Skip any picture you find and retype all the remaining lines exactly.

**INPUT**
>>>>
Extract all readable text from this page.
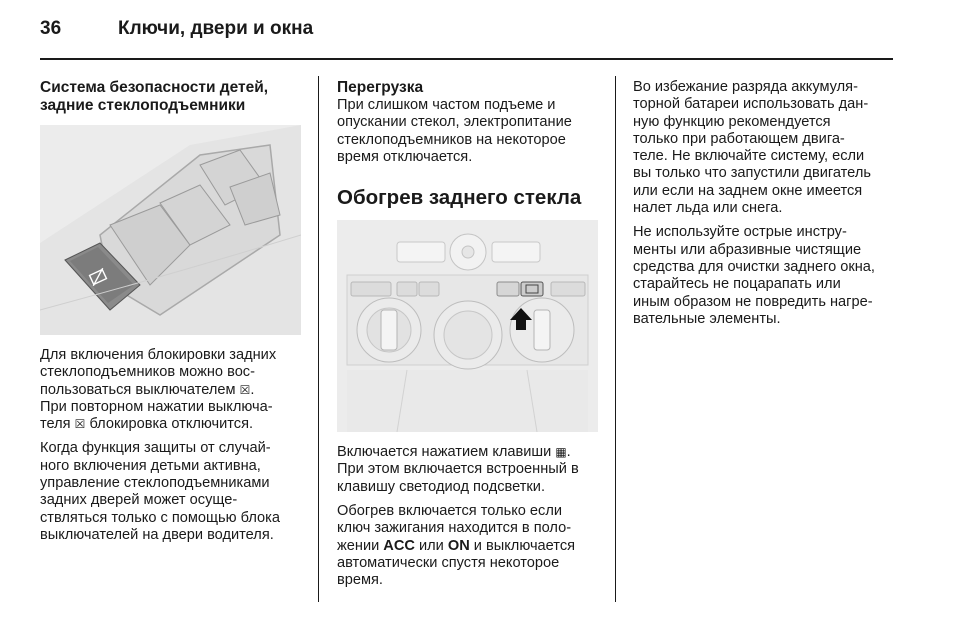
36	Ключи, двери и окна
Система безопасности детей,
задние стеклоподъемники

Для включения блокировки задних
стеклоподъемников можно вос-
пользоваться выключателем ☒.
При повторном нажатии выключа-
теля ☒ блокировка отключится.

Когда функция защиты от случай-
ного включения детьми активна,
управление стеклоподъемниками
задних дверей может осуще-
ствляться только с помощью блока
выключателей на двери водителя.

Перегрузка

При слишком частом подъеме и
опускании стекол, электропитание
стеклоподъемников на некоторое
время отключается.

Обогрев заднего стекла

Включается нажатием клавиши ▦.
При этом включается встроенный в
клавишу светодиод подсветки.

Обогрев включается только если
ключ зажигания находится в поло-
жении ACC или ON и выключается
автоматически спустя некоторое
время.

Во избежание разряда аккумуля-
торной батареи использовать дан-
ную функцию рекомендуется
только при работающем двига-
теле. Не включайте систему, если
вы только что запустили двигатель
или если на заднем окне имеется
налет льда или снега.

Не используйте острые инстру-
менты или абразивные чистящие
средства для очистки заднего окна,
старайтесь не поцарапать или
иным образом не повредить нагре-
вательные элементы.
<<<<
**IN RESPONSE**
Extract all readable text from this page.
36	Ключи, двери и окна
Система безопасности детей,
задние стеклоподъемники

Для включения блокировки задних
стеклоподъемников можно вос-
пользоваться выключателем ☒.
При повторном нажатии выключа-
теля ☒ блокировка отключится.

Когда функция защиты от случай-
ного включения детьми активна,
управление стеклоподъемниками
задних дверей может осуще-
ствляться только с помощью блока
выключателей на двери водителя.

Перегрузка

При слишком частом подъеме и
опускании стекол, электропитание
стеклоподъемников на некоторое
время отключается.

Обогрев заднего стекла

Включается нажатием клавиши ▦.
При этом включается встроенный в
клавишу светодиод подсветки.

Обогрев включается только если
ключ зажигания находится в поло-
жении ACC или ON и выключается
автоматически спустя некоторое
время.

Во избежание разряда аккумуля-
торной батареи использовать дан-
ную функцию рекомендуется
только при работающем двига-
теле. Не включайте систему, если
вы только что запустили двигатель
или если на заднем окне имеется
налет льда или снега.

Не используйте острые инстру-
менты или абразивные чистящие
средства для очистки заднего окна,
старайтесь не поцарапать или
иным образом не повредить нагре-
вательные элементы.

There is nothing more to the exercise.